> _DO THIS_: Pick out each line below containing "alimentos".
──────── RAW RECORDS
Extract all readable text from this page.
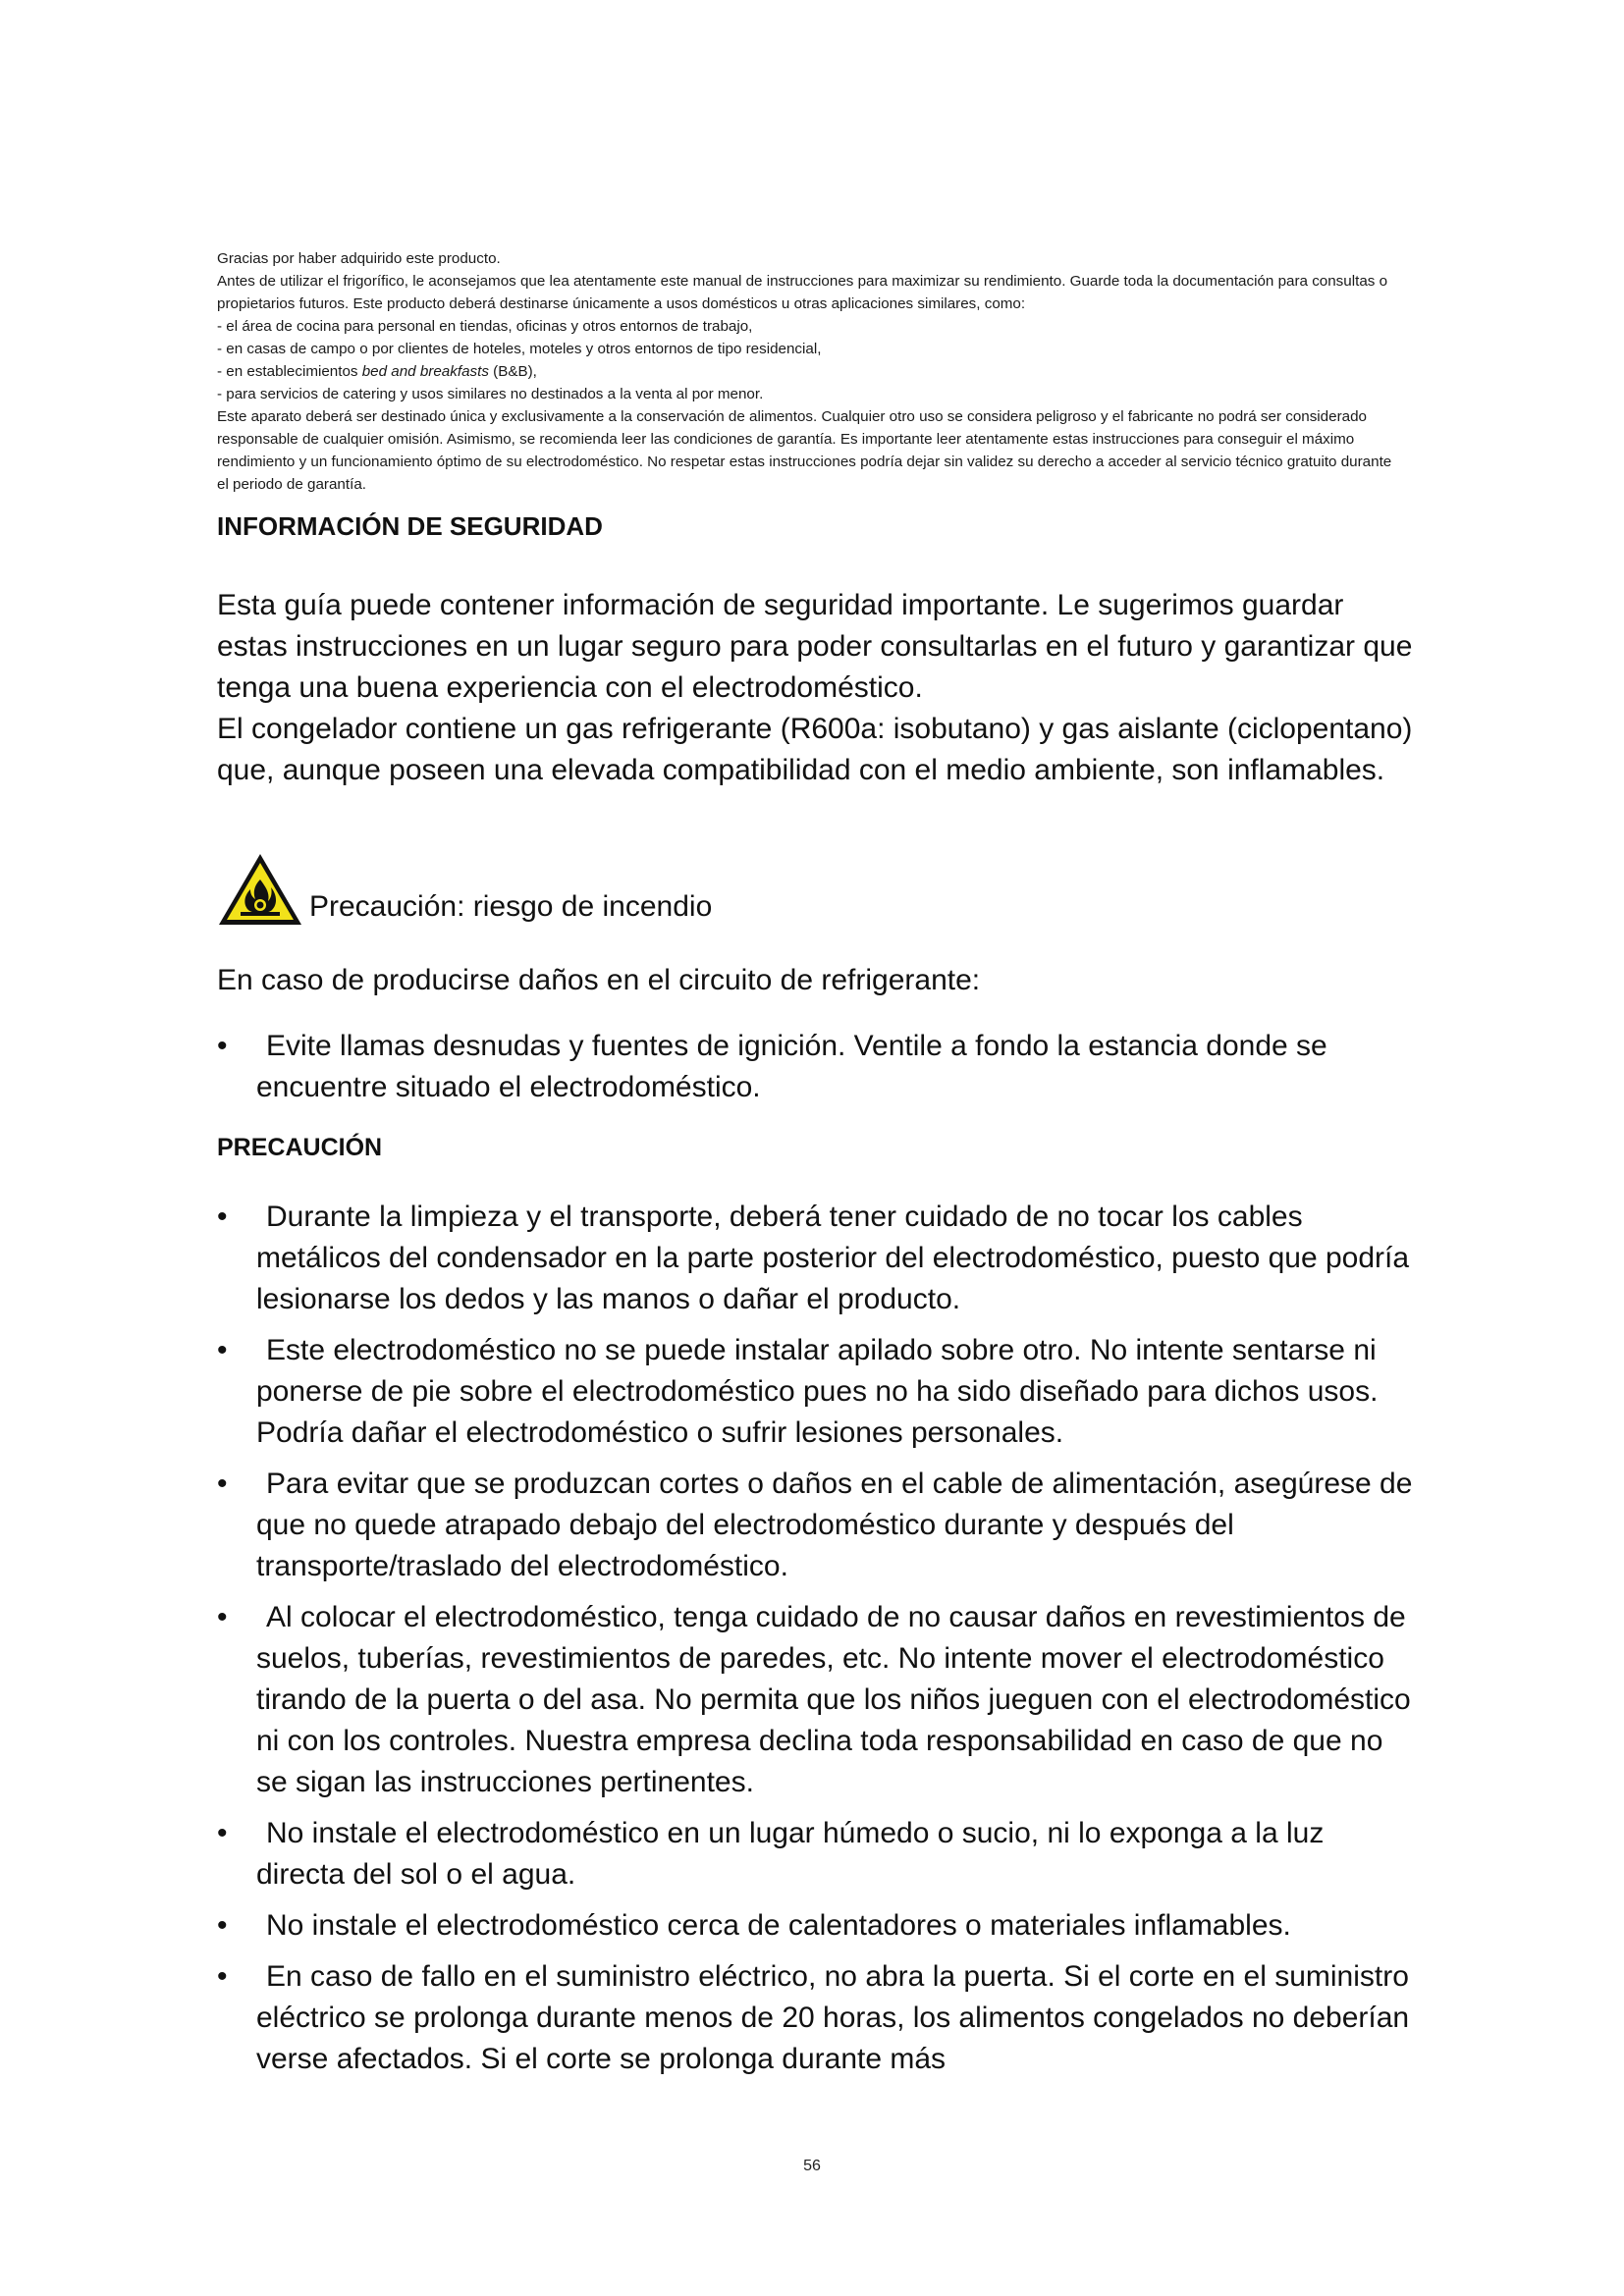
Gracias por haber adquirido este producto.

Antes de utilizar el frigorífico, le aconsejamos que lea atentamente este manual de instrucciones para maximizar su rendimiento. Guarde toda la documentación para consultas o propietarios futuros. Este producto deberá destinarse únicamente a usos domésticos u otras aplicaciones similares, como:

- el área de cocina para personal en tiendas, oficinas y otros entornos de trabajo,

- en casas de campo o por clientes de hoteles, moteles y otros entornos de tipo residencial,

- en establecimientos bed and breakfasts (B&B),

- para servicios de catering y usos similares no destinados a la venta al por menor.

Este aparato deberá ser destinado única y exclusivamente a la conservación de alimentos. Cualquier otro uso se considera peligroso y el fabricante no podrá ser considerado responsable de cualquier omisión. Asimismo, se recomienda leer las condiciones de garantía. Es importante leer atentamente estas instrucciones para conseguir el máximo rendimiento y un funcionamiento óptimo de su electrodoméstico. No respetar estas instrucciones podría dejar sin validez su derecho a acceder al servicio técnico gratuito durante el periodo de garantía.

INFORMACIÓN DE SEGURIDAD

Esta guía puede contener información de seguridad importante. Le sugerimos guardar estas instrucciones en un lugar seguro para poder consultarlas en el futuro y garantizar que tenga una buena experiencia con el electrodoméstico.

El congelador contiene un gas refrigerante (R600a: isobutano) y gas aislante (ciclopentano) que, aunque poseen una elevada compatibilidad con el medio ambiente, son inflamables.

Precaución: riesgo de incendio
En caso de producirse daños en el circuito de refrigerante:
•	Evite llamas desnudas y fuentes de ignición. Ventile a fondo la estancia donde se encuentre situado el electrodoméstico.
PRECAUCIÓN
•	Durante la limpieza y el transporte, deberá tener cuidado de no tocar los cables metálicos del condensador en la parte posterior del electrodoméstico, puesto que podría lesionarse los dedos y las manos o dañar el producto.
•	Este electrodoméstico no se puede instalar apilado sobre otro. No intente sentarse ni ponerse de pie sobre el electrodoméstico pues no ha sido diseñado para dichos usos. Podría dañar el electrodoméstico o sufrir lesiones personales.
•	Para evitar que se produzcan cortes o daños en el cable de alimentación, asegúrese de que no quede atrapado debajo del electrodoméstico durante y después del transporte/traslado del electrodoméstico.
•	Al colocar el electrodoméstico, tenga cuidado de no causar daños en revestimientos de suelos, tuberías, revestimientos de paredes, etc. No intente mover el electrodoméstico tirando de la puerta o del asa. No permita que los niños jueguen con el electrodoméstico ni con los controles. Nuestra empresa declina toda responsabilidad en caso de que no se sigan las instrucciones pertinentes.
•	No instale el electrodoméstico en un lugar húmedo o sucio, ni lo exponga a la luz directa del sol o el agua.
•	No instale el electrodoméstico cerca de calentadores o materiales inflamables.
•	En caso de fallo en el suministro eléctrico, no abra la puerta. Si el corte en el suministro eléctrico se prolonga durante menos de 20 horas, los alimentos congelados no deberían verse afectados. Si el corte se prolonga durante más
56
────────────────
──────── RAW RECORDS
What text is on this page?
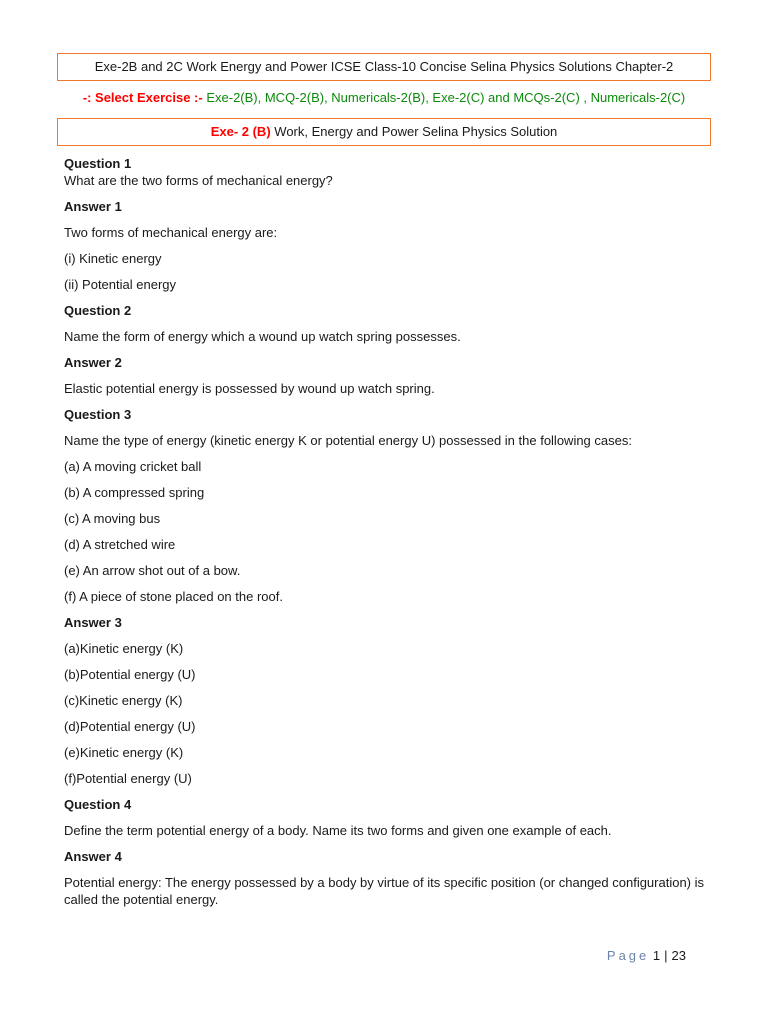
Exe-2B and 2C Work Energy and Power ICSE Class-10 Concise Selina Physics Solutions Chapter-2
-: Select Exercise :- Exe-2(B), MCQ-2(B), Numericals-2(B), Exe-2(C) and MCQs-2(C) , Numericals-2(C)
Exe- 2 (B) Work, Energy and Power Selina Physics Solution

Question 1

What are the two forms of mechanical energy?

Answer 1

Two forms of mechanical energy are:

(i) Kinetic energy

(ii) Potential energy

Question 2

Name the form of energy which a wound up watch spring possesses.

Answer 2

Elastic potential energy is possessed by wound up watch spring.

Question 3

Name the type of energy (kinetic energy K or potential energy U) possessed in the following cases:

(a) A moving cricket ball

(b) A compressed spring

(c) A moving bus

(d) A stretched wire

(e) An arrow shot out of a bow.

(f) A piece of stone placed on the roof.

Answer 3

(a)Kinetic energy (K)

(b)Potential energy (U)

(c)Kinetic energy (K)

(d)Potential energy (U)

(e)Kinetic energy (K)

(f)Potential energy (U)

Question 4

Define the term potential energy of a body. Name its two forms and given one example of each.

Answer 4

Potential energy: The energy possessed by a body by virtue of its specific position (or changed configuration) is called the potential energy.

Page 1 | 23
────────────────
──────── RAW RECORDS
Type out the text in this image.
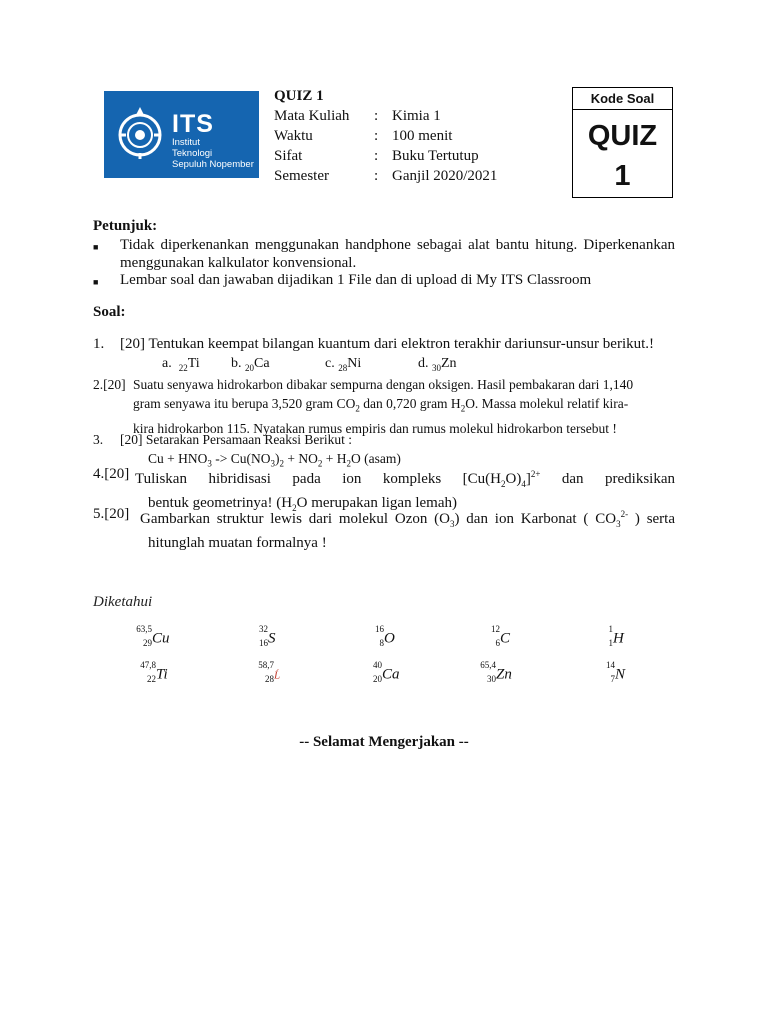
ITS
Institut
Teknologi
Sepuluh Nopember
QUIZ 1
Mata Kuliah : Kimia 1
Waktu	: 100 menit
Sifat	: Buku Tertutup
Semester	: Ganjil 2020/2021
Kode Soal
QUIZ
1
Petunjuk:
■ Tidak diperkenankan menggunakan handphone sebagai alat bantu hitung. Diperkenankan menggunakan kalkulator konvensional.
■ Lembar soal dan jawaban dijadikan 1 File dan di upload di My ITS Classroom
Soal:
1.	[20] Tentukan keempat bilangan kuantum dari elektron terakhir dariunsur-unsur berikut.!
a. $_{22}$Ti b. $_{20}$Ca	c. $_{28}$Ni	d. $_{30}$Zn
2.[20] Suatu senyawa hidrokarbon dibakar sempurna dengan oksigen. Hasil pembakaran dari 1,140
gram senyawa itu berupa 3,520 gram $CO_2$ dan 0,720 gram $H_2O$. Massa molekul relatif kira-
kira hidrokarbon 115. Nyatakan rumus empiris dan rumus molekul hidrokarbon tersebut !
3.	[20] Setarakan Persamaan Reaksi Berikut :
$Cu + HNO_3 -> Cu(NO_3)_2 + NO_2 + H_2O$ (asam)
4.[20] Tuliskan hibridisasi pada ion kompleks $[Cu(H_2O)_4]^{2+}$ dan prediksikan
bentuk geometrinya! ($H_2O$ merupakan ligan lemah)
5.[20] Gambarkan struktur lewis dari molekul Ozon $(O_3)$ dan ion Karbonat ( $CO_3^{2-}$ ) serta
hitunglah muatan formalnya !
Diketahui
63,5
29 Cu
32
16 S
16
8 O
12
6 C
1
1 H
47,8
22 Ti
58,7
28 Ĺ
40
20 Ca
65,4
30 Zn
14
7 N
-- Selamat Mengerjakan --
────────────────
> _EXPECTED ANSWER_:
Este aparato deberá ser destinado única y exclusivamente a la conservación de alimentos. Cualquier otro uso se considera peligroso y el fabricante no podrá ser considerado responsable de cualquier omisión. Asimismo, se recomienda leer las condiciones de garantía. Es importante leer atentamente estas instrucciones para conseguir el máximo rendimiento y un funcionamiento óptimo de su electrodoméstico. No respetar estas instrucciones podría dejar sin validez su derecho a acceder al servicio técnico gratuito durante el periodo de garantía.
•	En caso de fallo en el suministro eléctrico, no abra la puerta. Si el corte en el suministro eléctrico se prolonga durante menos de 20 horas, los alimentos congelados no deberían verse afectados. Si el corte se prolonga durante más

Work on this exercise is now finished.